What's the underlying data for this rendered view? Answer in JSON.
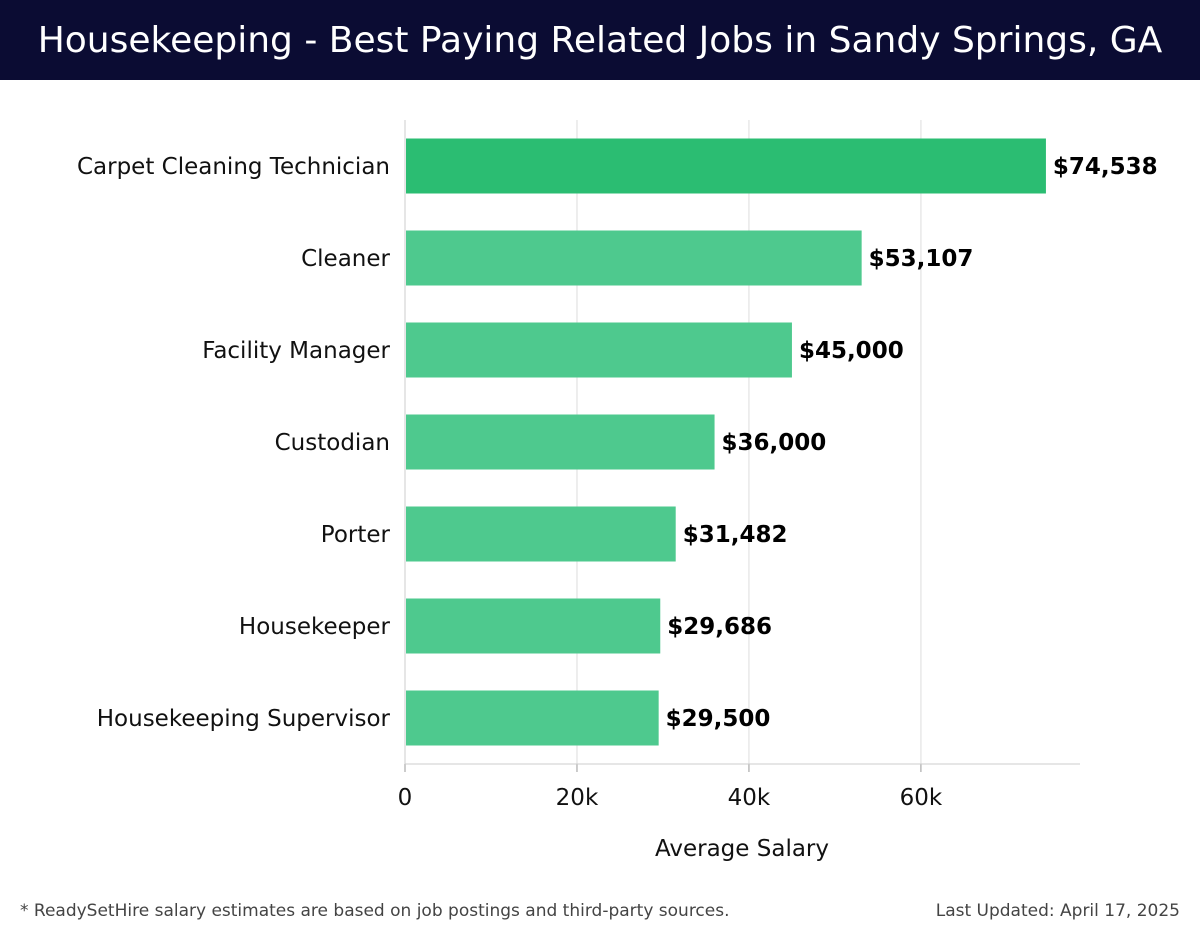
{
  "header": {
    "title": "Housekeeping - Best Paying Related Jobs in Sandy Springs, GA"
  },
  "footer": {
    "note": "* ReadySetHire salary estimates are based on job postings and third-party sources.",
    "updated": "Last Updated: April 17, 2025"
  },
  "colors": {
    "header_bg": "#0b0c33",
    "bar_top": "#2bbd72",
    "bar_other": "#4ec98e"
  },
  "chart_data": {
    "type": "bar",
    "orientation": "horizontal",
    "categories": [
      "Carpet Cleaning Technician",
      "Cleaner",
      "Facility Manager",
      "Custodian",
      "Porter",
      "Housekeeper",
      "Housekeeping Supervisor"
    ],
    "values": [
      74538,
      53107,
      45000,
      36000,
      31482,
      29686,
      29500
    ],
    "data_labels": [
      "$74,538",
      "$53,107",
      "$45,000",
      "$36,000",
      "$31,482",
      "$29,686",
      "$29,500"
    ],
    "xlabel": "Average Salary",
    "ylabel": "",
    "xlim": [
      0,
      78500
    ],
    "xticks": [
      0,
      20000,
      40000,
      60000
    ],
    "xtick_labels": [
      "0",
      "20k",
      "40k",
      "60k"
    ],
    "grid": "vertical"
  }
}
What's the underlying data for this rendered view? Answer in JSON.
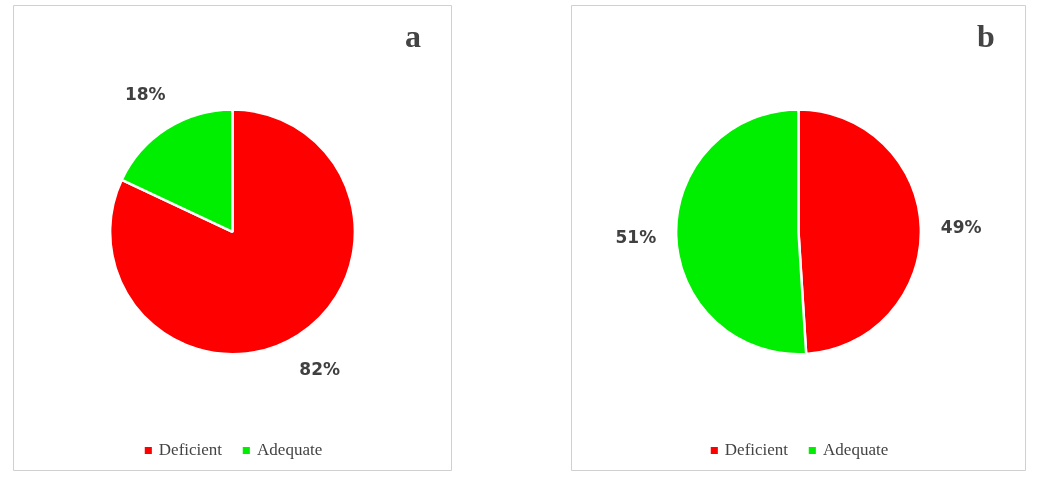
{
  "chart_data": [
    {
      "type": "pie",
      "title": "a",
      "categories": [
        "Deficient",
        "Adequate"
      ],
      "values": [
        82,
        18
      ],
      "colors": [
        "#ff0000",
        "#00ee00"
      ],
      "value_labels": [
        "82%",
        "18%"
      ],
      "legend": "bottom"
    },
    {
      "type": "pie",
      "title": "b",
      "categories": [
        "Deficient",
        "Adequate"
      ],
      "values": [
        49,
        51
      ],
      "colors": [
        "#ff0000",
        "#00ee00"
      ],
      "value_labels": [
        "49%",
        "51%"
      ],
      "legend": "bottom"
    }
  ]
}
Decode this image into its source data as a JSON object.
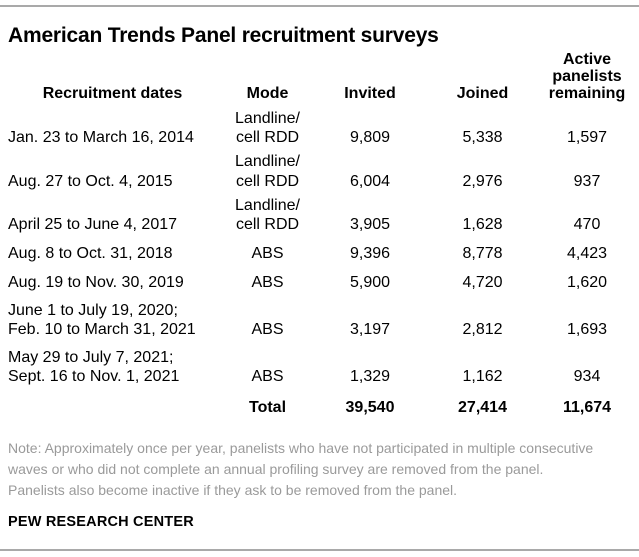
{
  "title": "American Trends Panel recruitment surveys",
  "chart_data": {
    "type": "table",
    "title": "American Trends Panel recruitment surveys",
    "columns": [
      "Recruitment dates",
      "Mode",
      "Invited",
      "Joined",
      "Active\npanelists\nremaining"
    ],
    "rows": [
      {
        "dates": "Jan. 23 to March 16, 2014",
        "mode": "Landline/\ncell RDD",
        "invited": "9,809",
        "joined": "5,338",
        "active": "1,597"
      },
      {
        "dates": "Aug. 27 to Oct. 4, 2015",
        "mode": "Landline/\ncell RDD",
        "invited": "6,004",
        "joined": "2,976",
        "active": "937"
      },
      {
        "dates": "April 25 to June 4, 2017",
        "mode": "Landline/\ncell RDD",
        "invited": "3,905",
        "joined": "1,628",
        "active": "470"
      },
      {
        "dates": "Aug. 8 to Oct. 31, 2018",
        "mode": "ABS",
        "invited": "9,396",
        "joined": "8,778",
        "active": "4,423"
      },
      {
        "dates": "Aug. 19 to Nov. 30, 2019",
        "mode": "ABS",
        "invited": "5,900",
        "joined": "4,720",
        "active": "1,620"
      },
      {
        "dates": "June 1 to July 19, 2020;\nFeb. 10 to March 31, 2021",
        "mode": "ABS",
        "invited": "3,197",
        "joined": "2,812",
        "active": "1,693"
      },
      {
        "dates": "May 29 to July 7, 2021;\nSept. 16 to Nov. 1, 2021",
        "mode": "ABS",
        "invited": "1,329",
        "joined": "1,162",
        "active": "934"
      }
    ],
    "total": {
      "label": "Total",
      "invited": "39,540",
      "joined": "27,414",
      "active": "11,674"
    }
  },
  "note": "Note: Approximately once per year, panelists who have not participated in multiple consecutive waves or who did not complete an annual profiling survey are removed from the panel. Panelists also become inactive if they ask to be removed from the panel.",
  "footer": "PEW RESEARCH CENTER",
  "colors": {
    "rule_gray": "#a9a9a9",
    "note_gray": "#9a9a9a",
    "text": "#000000",
    "background": "#ffffff"
  }
}
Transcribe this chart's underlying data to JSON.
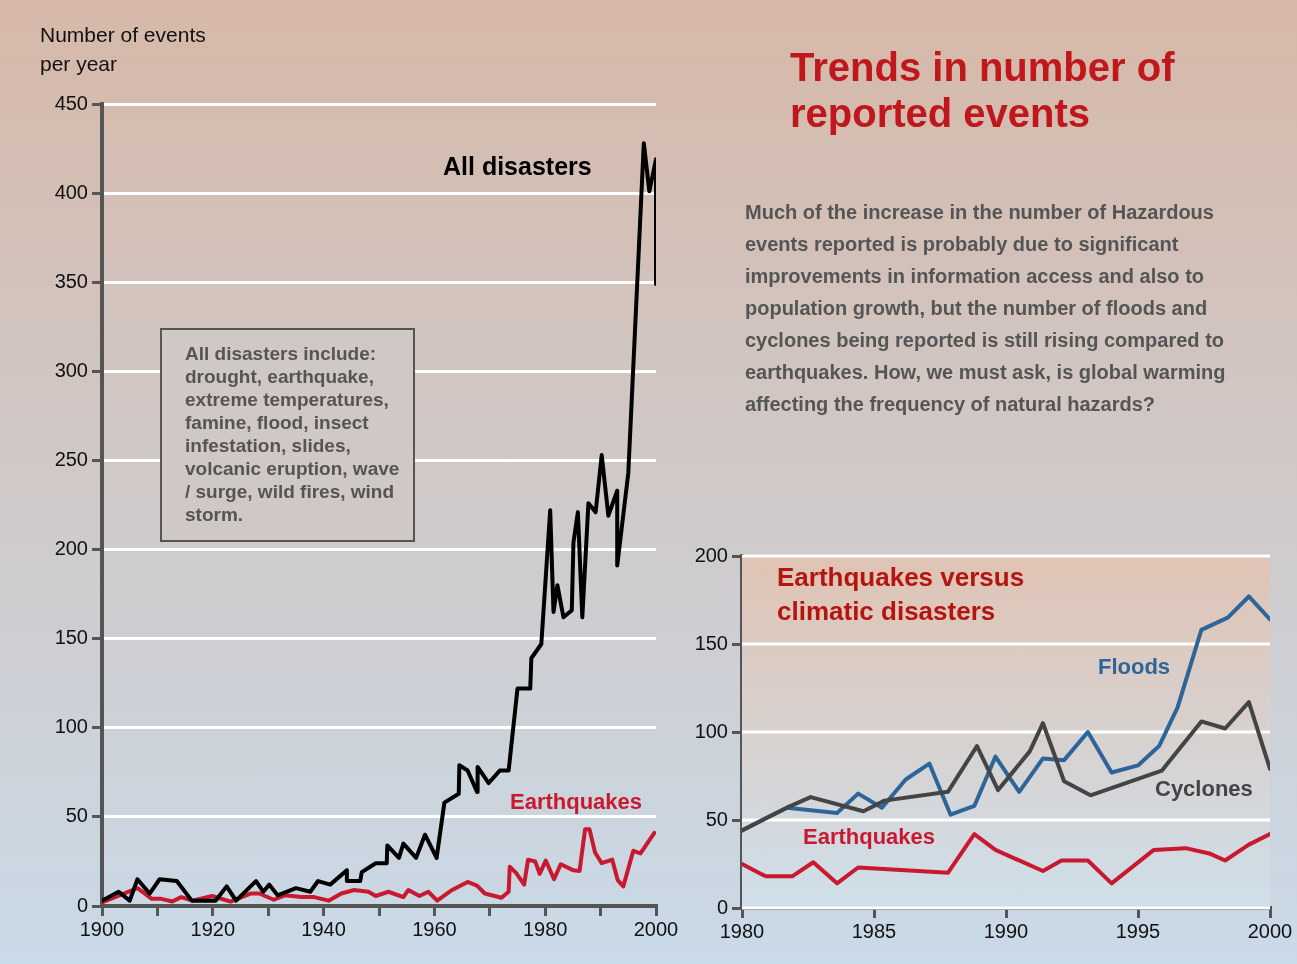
{
  "chart_data": [
    {
      "type": "line",
      "ylabel": "Number of events per year",
      "annotations": [
        "All disasters include: drought, earthquake, extreme temperatures, famine, flood, insect infestation, slides, volcanic eruption, wave / surge, wild fires, wind storm."
      ],
      "series": [
        {
          "name": "All disasters",
          "color": "#000000",
          "x": [
            1900,
            1903,
            1905,
            1906.4,
            1908.6,
            1910.4,
            1913.5,
            1916.2,
            1920.5,
            1922.5,
            1924.2,
            1926.5,
            1927.8,
            1929.1,
            1930.2,
            1931.7,
            1935,
            1937.6,
            1939,
            1941.2,
            1944.2,
            1944.2,
            1946.6,
            1946.9,
            1949.4,
            1951.4,
            1951.5,
            1953.6,
            1954.4,
            1956.7,
            1958.3,
            1960.4,
            1961.8,
            1964.4,
            1964.5,
            1966,
            1967.7,
            1967.8,
            1969.8,
            1971.8,
            1973.4,
            1975,
            1977.3,
            1977.5,
            1979.3,
            1980.9,
            1981.5,
            1982.2,
            1983.3,
            1984.8,
            1985.1,
            1985.9,
            1986.7,
            1987.8,
            1989.1,
            1990.2,
            1991.4,
            1993,
            1993,
            1995,
            1997.8,
            1998.8,
            2000,
            2000
          ],
          "values": [
            3,
            8,
            3,
            15,
            7,
            15,
            14,
            3,
            3,
            11,
            3,
            10,
            14,
            8,
            12,
            6,
            10,
            8,
            14,
            12,
            20,
            14,
            14,
            19,
            24,
            24,
            34,
            27,
            35,
            27,
            40,
            27,
            58,
            63,
            79,
            76,
            64,
            78,
            69,
            76,
            76,
            122,
            122,
            139,
            147,
            222,
            165,
            180,
            162,
            166,
            204,
            221,
            162,
            226,
            221,
            253,
            219,
            233,
            191,
            243,
            428,
            401,
            419,
            349
          ]
        },
        {
          "name": "Earthquakes",
          "color": "#c8192f",
          "x": [
            1900,
            1906.4,
            1909,
            1910.7,
            1912.7,
            1914.3,
            1916.3,
            1919.9,
            1923.2,
            1926.8,
            1928.4,
            1931,
            1933,
            1936,
            1938.3,
            1940.9,
            1943.2,
            1945.5,
            1948.1,
            1949.4,
            1951.7,
            1954.4,
            1955.3,
            1957.3,
            1958.9,
            1960.5,
            1963.2,
            1966,
            1967.7,
            1969.1,
            1972.1,
            1973.4,
            1973.6,
            1974.7,
            1976.2,
            1976.9,
            1978.2,
            1979,
            1980.1,
            1981.6,
            1982.8,
            1985.1,
            1986.2,
            1987.2,
            1988,
            1989,
            1990.2,
            1992.1,
            1993.1,
            1994.1,
            1995.9,
            1997.2,
            1999.7
          ],
          "values": [
            2,
            10,
            4,
            4,
            2.5,
            5,
            3,
            5.6,
            2.5,
            7,
            7,
            3.5,
            6,
            5,
            5,
            3,
            7,
            9,
            8,
            5.6,
            8,
            5,
            9,
            5.6,
            8,
            3,
            9,
            13.5,
            11.4,
            7,
            4.6,
            8,
            22,
            18.7,
            12,
            26,
            25,
            18,
            25.5,
            15,
            23.4,
            20,
            19.7,
            43,
            43,
            30,
            24,
            26,
            14.5,
            11,
            31,
            29.5,
            41
          ]
        }
      ],
      "xlim": [
        1900,
        2000
      ],
      "xticks": [
        1900,
        {
          "value": 1910,
          "label": null
        },
        1920,
        {
          "value": 1930,
          "label": null
        },
        1940,
        {
          "value": 1950,
          "label": null
        },
        1960,
        {
          "value": 1970,
          "label": null
        },
        1980,
        {
          "value": 1990,
          "label": null
        },
        2000
      ],
      "ylim": [
        0,
        450
      ],
      "yticks": [
        0,
        50,
        100,
        150,
        200,
        250,
        300,
        350,
        400,
        450
      ],
      "grid": "y",
      "marker": "none",
      "line_style": "solid"
    },
    {
      "type": "other",
      "title": "Trends in number of reported events",
      "subtitle": "Much of the increase in the number of Hazardous events reported is probably due to significant improvements in information access and also to population growth, but the number of floods and cyclones being reported is still rising compared to earthquakes. How, we must ask, is global warming affecting the frequency of natural hazards?"
    },
    {
      "type": "line",
      "title": "Earthquakes versus climatic disasters",
      "series": [
        {
          "name": "Cyclones",
          "color": "#444444",
          "x": [
            1980,
            1981.7,
            1982.6,
            1984.6,
            1985.4,
            1987.8,
            1988.9,
            1989.7,
            1990.9,
            1991.4,
            1992.2,
            1993.2,
            1995.9,
            1997.4,
            1998.3,
            1999.2,
            2000
          ],
          "values": [
            44,
            57,
            63,
            55,
            61,
            66,
            92,
            67,
            89,
            105,
            72,
            64,
            78,
            106,
            102,
            117,
            79
          ]
        },
        {
          "name": "Floods",
          "color": "#2e6599",
          "x": [
            1980,
            1981.7,
            1983.6,
            1984.4,
            1985.3,
            1986.2,
            1987.1,
            1987.9,
            1988.8,
            1989.6,
            1990.5,
            1991.4,
            1992.2,
            1993.1,
            1994,
            1995,
            1995.8,
            1996.5,
            1997.4,
            1998.4,
            1999.2,
            2000
          ],
          "values": [
            44,
            57,
            54,
            65,
            57,
            73,
            82,
            53,
            58,
            86,
            66,
            85,
            84,
            100,
            77,
            81,
            92,
            114,
            158,
            165,
            177,
            164
          ]
        },
        {
          "name": "Earthquakes",
          "color": "#c8192f",
          "x": [
            1980,
            1980.9,
            1981.9,
            1982.7,
            1983.6,
            1984.4,
            1987.8,
            1988.8,
            1989.6,
            1991.4,
            1992.1,
            1993.1,
            1994,
            1995.6,
            1996.8,
            1997.7,
            1998.3,
            1999.2,
            2000
          ],
          "values": [
            25,
            18,
            18,
            26,
            14,
            23,
            20,
            42,
            33,
            21,
            27,
            27,
            14,
            33,
            34,
            31,
            27,
            36,
            42
          ]
        }
      ],
      "xlim": [
        1980,
        2000
      ],
      "xticks": [
        1980,
        1985,
        1990,
        1995,
        2000
      ],
      "ylim": [
        0,
        200
      ],
      "yticks": [
        0,
        50,
        100,
        150,
        200
      ],
      "grid": "y",
      "marker": "none",
      "line_style": "solid"
    }
  ]
}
§
■ Objective:
Find all lines holding the string "March" and copy them.

■ Output of the exercise:
        "dates": "Jan. 23 to March 16, 2014",
        "dates": "June 1 to July 19, 2020;\nFeb. 10 to March 31, 2021",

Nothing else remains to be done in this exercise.